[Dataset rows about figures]
=-=-=
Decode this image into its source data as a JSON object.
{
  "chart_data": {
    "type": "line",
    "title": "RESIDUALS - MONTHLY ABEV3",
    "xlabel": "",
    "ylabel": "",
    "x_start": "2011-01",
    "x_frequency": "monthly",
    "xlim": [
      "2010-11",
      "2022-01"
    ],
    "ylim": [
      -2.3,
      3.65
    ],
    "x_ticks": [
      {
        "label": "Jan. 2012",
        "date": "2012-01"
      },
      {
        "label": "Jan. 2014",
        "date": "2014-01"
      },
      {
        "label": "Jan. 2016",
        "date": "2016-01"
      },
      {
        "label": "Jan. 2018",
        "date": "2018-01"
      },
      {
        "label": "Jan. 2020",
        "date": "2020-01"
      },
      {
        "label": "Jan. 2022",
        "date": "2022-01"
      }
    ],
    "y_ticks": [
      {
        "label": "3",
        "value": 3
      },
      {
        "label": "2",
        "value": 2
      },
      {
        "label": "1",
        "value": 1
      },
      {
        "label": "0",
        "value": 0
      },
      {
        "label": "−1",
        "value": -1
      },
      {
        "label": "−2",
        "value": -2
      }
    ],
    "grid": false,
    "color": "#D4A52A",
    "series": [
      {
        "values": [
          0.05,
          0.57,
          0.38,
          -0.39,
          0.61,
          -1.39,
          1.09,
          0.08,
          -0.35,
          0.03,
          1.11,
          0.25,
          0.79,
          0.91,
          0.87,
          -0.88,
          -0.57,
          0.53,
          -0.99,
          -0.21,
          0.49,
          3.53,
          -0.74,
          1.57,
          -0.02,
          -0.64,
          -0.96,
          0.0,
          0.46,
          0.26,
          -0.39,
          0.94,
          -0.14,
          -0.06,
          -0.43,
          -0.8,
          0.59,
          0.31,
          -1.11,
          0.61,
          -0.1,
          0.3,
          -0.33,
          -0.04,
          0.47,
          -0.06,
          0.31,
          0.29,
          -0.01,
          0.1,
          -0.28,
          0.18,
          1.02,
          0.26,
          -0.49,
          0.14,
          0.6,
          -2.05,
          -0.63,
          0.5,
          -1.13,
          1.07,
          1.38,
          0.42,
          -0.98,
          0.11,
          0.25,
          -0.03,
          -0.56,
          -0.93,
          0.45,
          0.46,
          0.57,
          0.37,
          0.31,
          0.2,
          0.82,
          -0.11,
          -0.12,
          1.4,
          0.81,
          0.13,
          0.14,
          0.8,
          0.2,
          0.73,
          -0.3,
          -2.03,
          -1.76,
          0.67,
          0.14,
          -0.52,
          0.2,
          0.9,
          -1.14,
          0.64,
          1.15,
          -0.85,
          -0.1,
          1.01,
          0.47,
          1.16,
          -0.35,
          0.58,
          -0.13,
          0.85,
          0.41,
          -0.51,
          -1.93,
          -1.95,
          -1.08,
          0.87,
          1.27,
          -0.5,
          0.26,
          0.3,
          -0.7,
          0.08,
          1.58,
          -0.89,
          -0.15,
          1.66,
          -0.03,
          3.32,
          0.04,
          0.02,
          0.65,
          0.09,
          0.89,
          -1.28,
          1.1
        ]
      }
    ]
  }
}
=-=-=
Only the number is wanted: how many lines of these entries contain the string "date"?

The solution: 6